Reproduce the listing below verbatim.
-- start of Data to use --
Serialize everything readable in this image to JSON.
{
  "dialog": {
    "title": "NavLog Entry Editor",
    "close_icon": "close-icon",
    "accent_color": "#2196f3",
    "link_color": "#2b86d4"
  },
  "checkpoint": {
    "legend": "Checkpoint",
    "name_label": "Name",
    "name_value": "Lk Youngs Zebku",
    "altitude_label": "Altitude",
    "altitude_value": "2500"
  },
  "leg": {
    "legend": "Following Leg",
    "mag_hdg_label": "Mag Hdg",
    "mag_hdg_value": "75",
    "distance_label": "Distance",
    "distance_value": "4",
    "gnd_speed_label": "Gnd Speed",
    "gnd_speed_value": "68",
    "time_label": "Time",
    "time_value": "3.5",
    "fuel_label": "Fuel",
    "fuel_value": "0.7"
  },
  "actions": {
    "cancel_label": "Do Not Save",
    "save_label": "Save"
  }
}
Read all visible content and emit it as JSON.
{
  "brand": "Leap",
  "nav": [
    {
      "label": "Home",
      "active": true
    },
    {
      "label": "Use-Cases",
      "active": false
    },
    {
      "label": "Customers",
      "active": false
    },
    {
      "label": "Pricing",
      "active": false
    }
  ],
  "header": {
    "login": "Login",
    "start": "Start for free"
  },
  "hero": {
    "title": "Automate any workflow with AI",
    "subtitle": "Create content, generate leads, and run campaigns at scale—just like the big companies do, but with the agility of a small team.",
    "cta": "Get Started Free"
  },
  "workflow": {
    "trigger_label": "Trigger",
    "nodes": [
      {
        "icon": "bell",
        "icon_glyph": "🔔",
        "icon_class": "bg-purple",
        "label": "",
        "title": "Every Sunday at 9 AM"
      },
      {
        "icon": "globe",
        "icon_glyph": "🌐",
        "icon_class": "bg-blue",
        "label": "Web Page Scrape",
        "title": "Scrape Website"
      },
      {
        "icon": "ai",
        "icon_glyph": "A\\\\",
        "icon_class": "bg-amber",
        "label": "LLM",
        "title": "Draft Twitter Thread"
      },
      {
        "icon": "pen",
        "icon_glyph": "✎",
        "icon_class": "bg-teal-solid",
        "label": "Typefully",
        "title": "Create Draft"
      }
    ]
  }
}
-- end of Data to use --
Task answer:
Serialize everything readable in this image to JSON.
{
  "dialog": {
    "title": "NavLog Entry Editor",
    "close_icon": "close-icon",
    "accent_color": "#2196f3",
    "link_color": "#2b86d4"
  },
  "checkpoint": {
    "legend": "Checkpoint",
    "name_label": "Name",
    "name_value": "Lk Youngs Zebku",
    "altitude_label": "Altitude",
    "altitude_value": "2500"
  },
  "leg": {
    "legend": "Following Leg",
    "mag_hdg_label": "Mag Hdg",
    "mag_hdg_value": "75",
    "distance_label": "Distance",
    "distance_value": "4",
    "gnd_speed_label": "Gnd Speed",
    "gnd_speed_value": "68",
    "time_label": "Time",
    "time_value": "3.5",
    "fuel_label": "Fuel",
    "fuel_value": "0.7"
  },
  "actions": {
    "cancel_label": "Do Not Save",
    "save_label": "Save"
  }
}
Read all visible content and emit it as JSON.
{
  "brand": "Leap",
  "nav": [
    {
      "label": "Home",
      "active": true
    },
    {
      "label": "Use-Cases",
      "active": false
    },
    {
      "label": "Customers",
      "active": false
    },
    {
      "label": "Pricing",
      "active": false
    }
  ],
  "header": {
    "login": "Login",
    "start": "Start for free"
  },
  "hero": {
    "title": "Automate any workflow with AI",
    "subtitle": "Create content, generate leads, and run campaigns at scale—just like the big companies do, but with the agility of a small team.",
    "cta": "Get Started Free"
  },
  "workflow": {
    "trigger_label": "Trigger",
    "nodes": [
      {
        "icon": "bell",
        "icon_glyph": "🔔",
        "icon_class": "bg-purple",
        "label": "",
        "title": "Every Sunday at 9 AM"
      },
      {
        "icon": "globe",
        "icon_glyph": "🌐",
        "icon_class": "bg-blue",
        "label": "Web Page Scrape",
        "title": "Scrape Website"
      },
      {
        "icon": "ai",
        "icon_glyph": "A\\\\",
        "icon_class": "bg-amber",
        "label": "LLM",
        "title": "Draft Twitter Thread"
      },
      {
        "icon": "pen",
        "icon_glyph": "✎",
        "icon_class": "bg-teal-solid",
        "label": "Typefully",
        "title": "Create Draft"
      }
    ]
  }
}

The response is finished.